_TEXT SEGMENT_:
When just starting out and with limited funds could one just use a
synthetic future(either a put or call ) instead of a stop to control my risk?
ramon
Robert Doeden wrote:
> A key reversal day on an uptrending stock or commodity is where a stock
> hits a new high yesterday, Goes higher today and then closes today below
> yesterdays low. The opposite is true for a key reversal day in a
> downtrending stock.
>
> I'll give a tip to those looking at commodities: I look for a commodity
> that is downtrending to establish a base. Then if that base is broken on
> the downside I watch very carefully the day after the break down. If that
> commodity begins to turn the second day I buy. You can do the same with
> an uptrending commodity but of course you look for an upside breakout than
> won't hold the second day and sell.
>
> The rational is very simple. It is highly probable that the breakdown or
> break out is the result of the floor traders hitting the stops. If there
> is no followthrough it is likely the situation will reverse direction.
>
> When I first started I tried using stops to control my risk. Didn't make
> any money. I decided that that wasn't the way to make money so I stopped
> using stops. I then started making money in commodities. At the time I
> was only trading a $10,000 account so the risk I was taking was
> substantial. Before anyone else tries this you better do some thinking
> about your trading skills, you ability to handle loss, your overall
> financial situation, ect. You sure don't want to risk the rent money on
> commodities.

_SUPPLIED DATA_:
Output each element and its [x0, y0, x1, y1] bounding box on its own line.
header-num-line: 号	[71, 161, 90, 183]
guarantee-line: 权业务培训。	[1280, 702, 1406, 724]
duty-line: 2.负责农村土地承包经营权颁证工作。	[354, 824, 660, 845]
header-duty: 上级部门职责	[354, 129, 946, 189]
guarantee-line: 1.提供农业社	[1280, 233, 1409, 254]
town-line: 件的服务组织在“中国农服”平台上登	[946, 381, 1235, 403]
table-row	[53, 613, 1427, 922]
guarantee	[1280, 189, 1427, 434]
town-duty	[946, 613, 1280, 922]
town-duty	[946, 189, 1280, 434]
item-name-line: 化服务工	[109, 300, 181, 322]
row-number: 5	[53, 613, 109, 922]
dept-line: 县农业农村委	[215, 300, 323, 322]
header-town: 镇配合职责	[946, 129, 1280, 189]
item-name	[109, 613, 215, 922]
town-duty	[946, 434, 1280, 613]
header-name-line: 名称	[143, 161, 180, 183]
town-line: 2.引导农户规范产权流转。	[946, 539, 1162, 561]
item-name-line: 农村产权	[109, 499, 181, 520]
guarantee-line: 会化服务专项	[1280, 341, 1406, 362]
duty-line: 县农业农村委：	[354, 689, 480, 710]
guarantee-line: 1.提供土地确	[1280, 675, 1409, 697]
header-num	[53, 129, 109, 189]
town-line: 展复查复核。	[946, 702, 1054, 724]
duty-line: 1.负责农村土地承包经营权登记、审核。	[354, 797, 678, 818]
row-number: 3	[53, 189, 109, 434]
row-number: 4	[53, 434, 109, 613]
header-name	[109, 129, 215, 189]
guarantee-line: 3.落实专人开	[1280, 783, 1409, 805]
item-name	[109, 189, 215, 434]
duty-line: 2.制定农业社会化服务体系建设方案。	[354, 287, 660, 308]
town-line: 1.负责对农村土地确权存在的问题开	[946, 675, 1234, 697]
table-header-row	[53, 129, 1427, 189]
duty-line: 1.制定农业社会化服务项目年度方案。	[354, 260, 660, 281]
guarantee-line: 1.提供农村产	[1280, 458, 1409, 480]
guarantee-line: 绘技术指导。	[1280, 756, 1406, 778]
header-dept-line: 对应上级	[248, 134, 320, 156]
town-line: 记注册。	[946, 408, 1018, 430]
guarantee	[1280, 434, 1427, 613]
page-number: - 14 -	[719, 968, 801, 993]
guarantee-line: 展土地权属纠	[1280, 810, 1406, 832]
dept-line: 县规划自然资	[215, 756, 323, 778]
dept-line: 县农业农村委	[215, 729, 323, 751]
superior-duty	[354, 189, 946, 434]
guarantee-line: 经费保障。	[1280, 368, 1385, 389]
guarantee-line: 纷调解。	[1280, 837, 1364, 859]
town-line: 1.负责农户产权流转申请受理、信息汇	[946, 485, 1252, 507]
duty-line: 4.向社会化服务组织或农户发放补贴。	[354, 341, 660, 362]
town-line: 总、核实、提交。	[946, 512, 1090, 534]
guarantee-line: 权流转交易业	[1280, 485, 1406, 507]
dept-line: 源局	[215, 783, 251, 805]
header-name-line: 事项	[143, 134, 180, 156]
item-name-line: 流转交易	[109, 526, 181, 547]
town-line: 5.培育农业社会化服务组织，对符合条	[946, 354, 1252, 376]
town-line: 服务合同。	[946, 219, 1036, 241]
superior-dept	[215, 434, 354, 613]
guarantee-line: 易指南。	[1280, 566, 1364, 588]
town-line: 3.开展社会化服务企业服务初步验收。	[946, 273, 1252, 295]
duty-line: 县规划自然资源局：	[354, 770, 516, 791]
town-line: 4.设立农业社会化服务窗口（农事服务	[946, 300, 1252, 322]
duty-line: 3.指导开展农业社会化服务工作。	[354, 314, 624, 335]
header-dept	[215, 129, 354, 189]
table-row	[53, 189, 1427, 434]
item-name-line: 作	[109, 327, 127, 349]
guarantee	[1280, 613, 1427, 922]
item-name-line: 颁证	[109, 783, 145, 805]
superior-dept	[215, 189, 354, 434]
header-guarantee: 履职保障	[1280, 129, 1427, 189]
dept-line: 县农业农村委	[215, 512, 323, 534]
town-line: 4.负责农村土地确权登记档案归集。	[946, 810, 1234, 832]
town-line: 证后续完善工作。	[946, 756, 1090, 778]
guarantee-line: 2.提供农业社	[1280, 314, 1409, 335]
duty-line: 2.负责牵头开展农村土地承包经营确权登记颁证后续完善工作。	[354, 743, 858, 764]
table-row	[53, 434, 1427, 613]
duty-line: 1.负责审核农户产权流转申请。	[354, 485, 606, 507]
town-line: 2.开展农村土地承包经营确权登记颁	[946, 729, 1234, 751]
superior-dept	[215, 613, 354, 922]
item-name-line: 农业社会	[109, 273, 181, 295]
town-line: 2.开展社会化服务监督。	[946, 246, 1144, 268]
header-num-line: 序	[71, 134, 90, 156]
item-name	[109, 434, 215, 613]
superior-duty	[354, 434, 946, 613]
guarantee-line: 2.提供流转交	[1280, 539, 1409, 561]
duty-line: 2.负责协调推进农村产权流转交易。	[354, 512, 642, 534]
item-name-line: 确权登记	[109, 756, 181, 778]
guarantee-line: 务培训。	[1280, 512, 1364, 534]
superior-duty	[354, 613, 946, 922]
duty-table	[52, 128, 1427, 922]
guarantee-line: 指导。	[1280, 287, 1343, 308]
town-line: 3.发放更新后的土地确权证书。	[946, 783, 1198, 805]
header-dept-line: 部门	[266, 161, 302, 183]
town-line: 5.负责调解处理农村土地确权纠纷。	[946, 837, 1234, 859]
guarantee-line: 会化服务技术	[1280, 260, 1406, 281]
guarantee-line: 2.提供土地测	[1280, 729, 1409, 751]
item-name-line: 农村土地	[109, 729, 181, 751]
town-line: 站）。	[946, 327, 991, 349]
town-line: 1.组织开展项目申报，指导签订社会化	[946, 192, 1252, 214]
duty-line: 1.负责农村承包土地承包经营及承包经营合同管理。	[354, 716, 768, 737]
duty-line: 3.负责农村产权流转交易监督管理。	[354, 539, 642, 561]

_DIRECTIVE_:
Continue the discussion about using stops to control trading risk, picking up after its final line.

_EXERCISE ANSWER_:
>
> As I built up my account I found out that the more money I had in my
> account the easier it was to make money. The reason is very simple. I
> could use much better money management when I had more money. There is
> not a lot of money management you can do with $10,000. With that amount
> you can only trade 1 contract at a time. With a large account you can
> spread your risk among several positions and you can take meaningful
> positions with only risking a small portion of your account. Presently my
> maximum position in any one commodity is 10 contracts. I don't go out and
> buy 10 contracts at once. I scale in and if I hit the trend right will
> continually sell on spurts and buy on dips keeping a maximum position of
> 10. By using good money management I reduce my risk.
>
> Someone else wrote an excellent post on money management recently. Money
> management is the key to market success.
>
> Bob Doeden
> ===========================================================
>
> Harley Meyer wrote:
>
> > I had posted this guestion before. No reply so again. Does anyone know
> > how the 'key reversal day' is defined?